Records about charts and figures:

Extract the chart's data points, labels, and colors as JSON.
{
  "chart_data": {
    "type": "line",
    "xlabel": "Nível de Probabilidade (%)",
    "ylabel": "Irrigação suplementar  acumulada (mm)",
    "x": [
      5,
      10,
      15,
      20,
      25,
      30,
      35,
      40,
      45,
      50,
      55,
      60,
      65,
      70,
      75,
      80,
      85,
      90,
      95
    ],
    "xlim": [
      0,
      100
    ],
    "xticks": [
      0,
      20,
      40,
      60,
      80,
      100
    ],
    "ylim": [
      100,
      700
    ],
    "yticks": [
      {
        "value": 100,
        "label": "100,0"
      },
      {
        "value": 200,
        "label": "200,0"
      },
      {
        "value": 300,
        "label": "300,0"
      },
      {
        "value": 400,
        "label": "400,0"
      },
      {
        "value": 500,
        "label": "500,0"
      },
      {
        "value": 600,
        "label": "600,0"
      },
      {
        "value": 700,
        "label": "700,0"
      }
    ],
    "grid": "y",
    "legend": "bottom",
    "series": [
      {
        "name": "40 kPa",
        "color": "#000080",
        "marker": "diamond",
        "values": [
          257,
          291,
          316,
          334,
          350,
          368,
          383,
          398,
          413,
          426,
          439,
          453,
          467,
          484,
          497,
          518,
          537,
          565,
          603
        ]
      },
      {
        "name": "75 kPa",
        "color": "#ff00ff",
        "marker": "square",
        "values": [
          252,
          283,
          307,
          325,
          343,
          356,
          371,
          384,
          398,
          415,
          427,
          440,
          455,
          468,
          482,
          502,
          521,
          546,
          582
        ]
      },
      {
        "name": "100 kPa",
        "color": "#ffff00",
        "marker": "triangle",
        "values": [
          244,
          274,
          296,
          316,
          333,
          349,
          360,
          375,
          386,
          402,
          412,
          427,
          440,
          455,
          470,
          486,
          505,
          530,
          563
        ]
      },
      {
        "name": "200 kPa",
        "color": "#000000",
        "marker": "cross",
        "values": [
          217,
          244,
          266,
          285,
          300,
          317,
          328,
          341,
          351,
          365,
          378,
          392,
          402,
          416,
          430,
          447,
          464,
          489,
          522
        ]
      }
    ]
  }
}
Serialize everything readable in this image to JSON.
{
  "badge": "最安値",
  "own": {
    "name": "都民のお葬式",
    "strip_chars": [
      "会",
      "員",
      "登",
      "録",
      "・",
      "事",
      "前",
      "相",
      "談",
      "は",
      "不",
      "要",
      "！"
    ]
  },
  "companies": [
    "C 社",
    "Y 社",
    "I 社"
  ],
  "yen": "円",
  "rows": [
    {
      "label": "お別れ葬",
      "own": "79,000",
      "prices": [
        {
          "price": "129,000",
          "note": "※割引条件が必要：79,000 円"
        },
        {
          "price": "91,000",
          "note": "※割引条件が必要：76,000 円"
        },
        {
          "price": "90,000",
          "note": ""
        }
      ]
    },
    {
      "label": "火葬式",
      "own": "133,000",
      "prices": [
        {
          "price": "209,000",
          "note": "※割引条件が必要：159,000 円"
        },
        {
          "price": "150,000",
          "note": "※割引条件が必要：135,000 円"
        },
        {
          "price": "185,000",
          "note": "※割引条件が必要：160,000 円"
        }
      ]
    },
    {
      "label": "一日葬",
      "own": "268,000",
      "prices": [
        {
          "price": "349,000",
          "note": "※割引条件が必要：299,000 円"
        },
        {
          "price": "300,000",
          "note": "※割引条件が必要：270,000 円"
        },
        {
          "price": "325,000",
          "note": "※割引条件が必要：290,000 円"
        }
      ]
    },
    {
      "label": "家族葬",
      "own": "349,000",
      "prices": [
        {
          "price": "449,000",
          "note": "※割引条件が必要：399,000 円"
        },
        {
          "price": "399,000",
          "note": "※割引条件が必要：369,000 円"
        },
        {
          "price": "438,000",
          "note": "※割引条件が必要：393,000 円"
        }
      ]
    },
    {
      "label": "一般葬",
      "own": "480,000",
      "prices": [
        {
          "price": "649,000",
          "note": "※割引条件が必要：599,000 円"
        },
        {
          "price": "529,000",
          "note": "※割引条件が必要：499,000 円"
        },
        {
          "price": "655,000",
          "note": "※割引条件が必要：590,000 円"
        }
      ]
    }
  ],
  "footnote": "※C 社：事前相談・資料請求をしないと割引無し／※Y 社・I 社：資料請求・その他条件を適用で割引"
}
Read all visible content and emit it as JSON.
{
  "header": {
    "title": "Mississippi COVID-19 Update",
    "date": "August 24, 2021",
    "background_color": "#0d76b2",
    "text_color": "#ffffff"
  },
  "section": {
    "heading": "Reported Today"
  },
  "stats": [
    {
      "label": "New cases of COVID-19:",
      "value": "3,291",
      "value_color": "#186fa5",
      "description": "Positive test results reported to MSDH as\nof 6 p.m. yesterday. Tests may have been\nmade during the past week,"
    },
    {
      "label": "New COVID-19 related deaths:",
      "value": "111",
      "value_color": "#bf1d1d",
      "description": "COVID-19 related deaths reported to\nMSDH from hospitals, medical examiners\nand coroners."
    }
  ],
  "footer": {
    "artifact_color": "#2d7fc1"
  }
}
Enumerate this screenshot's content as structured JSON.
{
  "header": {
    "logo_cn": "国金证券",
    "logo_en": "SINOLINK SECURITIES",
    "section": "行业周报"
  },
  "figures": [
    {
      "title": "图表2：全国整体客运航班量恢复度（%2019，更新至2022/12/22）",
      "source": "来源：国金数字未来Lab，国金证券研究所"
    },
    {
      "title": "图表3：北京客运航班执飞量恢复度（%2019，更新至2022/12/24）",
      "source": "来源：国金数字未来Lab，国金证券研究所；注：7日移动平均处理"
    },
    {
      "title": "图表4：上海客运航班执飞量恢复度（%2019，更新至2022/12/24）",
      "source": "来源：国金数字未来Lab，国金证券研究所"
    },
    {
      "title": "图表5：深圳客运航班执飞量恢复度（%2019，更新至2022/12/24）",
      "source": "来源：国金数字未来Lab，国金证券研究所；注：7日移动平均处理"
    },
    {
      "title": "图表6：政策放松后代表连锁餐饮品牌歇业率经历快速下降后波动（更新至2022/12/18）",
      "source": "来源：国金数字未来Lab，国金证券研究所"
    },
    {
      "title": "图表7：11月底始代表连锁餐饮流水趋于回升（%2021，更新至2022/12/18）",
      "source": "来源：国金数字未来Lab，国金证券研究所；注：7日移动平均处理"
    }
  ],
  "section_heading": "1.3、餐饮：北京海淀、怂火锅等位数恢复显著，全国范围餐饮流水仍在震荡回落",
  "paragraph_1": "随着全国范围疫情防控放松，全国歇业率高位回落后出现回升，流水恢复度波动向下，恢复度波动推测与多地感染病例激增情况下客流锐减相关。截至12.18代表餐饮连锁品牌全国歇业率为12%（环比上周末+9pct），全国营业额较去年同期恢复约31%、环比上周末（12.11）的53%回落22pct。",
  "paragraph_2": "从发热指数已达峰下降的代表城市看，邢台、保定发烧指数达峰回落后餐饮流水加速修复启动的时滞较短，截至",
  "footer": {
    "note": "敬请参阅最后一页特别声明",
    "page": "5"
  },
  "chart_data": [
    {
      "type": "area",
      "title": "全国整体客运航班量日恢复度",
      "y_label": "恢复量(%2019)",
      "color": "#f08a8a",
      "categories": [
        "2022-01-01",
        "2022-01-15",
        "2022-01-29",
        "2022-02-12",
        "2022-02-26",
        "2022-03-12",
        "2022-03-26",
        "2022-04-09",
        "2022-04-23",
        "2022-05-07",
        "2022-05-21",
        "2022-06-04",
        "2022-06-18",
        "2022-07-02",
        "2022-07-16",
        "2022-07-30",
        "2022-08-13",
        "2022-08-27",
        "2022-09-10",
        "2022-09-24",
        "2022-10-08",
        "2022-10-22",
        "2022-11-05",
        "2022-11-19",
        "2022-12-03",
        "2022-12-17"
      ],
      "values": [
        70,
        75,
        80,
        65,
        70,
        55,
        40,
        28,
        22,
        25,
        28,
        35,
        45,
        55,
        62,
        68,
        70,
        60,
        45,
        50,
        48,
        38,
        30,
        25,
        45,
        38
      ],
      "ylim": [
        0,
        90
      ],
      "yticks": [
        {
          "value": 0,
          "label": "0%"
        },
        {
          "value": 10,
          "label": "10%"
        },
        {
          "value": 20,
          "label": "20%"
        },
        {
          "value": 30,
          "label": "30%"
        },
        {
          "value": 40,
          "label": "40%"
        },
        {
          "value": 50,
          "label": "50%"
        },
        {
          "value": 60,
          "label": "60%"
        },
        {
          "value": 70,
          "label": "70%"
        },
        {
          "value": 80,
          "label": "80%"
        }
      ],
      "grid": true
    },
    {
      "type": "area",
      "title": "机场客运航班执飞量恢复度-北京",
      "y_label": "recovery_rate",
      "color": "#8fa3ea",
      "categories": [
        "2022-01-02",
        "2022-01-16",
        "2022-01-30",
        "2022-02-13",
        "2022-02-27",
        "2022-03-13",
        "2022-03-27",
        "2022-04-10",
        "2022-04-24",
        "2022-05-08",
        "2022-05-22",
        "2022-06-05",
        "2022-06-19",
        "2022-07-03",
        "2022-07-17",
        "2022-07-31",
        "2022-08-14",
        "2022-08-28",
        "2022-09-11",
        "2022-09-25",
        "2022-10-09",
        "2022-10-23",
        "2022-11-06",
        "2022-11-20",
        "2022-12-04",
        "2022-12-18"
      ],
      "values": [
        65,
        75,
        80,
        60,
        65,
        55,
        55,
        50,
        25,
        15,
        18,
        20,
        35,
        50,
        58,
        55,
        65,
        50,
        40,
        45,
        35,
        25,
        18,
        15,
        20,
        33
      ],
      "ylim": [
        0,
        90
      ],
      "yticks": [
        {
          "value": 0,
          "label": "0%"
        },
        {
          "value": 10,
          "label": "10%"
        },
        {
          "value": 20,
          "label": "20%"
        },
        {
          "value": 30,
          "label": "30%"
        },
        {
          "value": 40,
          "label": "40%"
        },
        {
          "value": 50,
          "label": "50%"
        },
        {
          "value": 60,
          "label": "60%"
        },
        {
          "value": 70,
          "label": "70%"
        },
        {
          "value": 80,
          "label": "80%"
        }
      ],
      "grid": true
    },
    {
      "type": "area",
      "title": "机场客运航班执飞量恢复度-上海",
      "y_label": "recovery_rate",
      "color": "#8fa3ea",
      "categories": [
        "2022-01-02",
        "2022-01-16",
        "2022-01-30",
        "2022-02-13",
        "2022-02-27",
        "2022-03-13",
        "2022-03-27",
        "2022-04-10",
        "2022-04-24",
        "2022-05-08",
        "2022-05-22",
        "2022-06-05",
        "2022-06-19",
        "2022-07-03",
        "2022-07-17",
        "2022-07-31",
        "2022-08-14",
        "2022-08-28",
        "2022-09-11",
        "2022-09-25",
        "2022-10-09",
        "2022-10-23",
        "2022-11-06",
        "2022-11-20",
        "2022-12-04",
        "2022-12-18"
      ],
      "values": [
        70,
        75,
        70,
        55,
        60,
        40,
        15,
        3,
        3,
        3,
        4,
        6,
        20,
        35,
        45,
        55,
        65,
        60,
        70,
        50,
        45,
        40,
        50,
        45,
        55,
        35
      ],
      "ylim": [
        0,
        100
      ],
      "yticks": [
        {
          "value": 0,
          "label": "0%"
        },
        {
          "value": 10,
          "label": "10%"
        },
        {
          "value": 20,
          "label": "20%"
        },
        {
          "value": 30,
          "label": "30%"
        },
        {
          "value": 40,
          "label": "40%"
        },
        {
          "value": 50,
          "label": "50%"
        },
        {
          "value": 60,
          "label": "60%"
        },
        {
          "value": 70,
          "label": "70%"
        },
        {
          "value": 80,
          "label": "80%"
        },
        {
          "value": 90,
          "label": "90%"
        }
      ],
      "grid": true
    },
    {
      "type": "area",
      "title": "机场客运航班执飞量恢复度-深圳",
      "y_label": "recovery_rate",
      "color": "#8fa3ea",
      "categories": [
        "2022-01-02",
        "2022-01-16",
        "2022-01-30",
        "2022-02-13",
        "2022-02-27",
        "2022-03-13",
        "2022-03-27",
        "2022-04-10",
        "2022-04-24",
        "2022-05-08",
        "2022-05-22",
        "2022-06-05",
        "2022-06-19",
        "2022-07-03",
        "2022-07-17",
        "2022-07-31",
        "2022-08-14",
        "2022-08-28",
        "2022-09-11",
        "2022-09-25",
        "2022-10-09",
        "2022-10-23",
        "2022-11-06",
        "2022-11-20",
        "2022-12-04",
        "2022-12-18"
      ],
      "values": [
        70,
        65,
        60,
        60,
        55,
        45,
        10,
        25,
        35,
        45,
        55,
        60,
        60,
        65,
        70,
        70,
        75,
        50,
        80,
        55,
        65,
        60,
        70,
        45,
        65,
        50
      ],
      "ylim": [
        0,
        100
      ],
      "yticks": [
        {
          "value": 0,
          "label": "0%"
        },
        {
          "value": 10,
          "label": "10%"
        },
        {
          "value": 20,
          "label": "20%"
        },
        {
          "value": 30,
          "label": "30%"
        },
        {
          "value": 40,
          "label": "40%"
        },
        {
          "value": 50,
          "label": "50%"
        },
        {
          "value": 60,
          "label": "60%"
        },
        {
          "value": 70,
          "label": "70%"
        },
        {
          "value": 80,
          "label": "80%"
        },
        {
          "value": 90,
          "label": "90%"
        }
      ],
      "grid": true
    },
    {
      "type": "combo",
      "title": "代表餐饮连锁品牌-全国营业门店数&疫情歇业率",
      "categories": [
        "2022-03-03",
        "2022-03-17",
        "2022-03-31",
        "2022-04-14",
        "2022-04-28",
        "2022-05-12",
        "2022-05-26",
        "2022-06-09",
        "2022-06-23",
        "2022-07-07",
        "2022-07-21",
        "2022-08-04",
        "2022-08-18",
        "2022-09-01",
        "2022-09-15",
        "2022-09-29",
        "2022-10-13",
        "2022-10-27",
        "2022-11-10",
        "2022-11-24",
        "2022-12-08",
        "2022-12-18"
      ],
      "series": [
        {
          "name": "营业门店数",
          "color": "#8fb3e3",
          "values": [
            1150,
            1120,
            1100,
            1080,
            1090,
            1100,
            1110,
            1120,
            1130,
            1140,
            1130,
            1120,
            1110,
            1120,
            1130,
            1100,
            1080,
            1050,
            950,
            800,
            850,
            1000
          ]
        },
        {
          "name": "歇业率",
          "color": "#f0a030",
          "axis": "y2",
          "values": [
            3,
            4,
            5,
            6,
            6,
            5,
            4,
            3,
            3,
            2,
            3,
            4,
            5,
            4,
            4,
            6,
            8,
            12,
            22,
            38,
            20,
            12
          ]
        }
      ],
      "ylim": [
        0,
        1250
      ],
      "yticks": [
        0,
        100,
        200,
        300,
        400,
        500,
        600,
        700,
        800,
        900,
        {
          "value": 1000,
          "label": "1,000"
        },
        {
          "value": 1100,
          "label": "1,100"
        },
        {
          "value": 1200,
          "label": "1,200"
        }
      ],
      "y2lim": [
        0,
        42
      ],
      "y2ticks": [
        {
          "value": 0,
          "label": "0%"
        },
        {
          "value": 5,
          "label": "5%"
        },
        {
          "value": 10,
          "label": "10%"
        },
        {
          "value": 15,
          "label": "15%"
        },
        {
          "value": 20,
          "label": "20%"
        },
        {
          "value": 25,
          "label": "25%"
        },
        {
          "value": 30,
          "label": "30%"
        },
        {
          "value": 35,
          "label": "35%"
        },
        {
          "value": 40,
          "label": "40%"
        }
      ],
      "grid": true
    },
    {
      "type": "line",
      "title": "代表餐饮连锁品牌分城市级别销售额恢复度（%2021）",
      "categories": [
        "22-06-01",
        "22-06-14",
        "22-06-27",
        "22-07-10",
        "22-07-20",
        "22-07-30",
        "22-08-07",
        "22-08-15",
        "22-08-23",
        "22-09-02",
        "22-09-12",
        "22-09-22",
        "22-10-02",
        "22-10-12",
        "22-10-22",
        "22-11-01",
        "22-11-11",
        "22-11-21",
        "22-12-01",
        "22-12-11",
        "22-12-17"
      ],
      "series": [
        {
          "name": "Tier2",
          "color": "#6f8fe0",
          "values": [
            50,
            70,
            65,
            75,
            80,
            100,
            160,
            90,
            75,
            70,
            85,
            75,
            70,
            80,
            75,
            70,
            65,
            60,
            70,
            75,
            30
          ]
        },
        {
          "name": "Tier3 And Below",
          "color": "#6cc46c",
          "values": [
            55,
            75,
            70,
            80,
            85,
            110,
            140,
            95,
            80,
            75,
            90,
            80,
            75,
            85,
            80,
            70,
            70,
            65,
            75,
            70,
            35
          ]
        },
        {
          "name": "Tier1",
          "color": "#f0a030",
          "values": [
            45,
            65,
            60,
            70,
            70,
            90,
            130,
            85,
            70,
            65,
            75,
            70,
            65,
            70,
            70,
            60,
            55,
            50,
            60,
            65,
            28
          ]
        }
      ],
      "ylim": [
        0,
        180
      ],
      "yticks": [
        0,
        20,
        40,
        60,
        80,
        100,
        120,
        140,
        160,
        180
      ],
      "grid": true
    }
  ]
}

#### [WRITTEN INSTRUCTION]
Using the material above, report each line where "content" occurs.

#### [RESPONSE TO THE EXERCISE]
Read all visible content and emit it as JSON.
Enumerate this screenshot's content as structured JSON.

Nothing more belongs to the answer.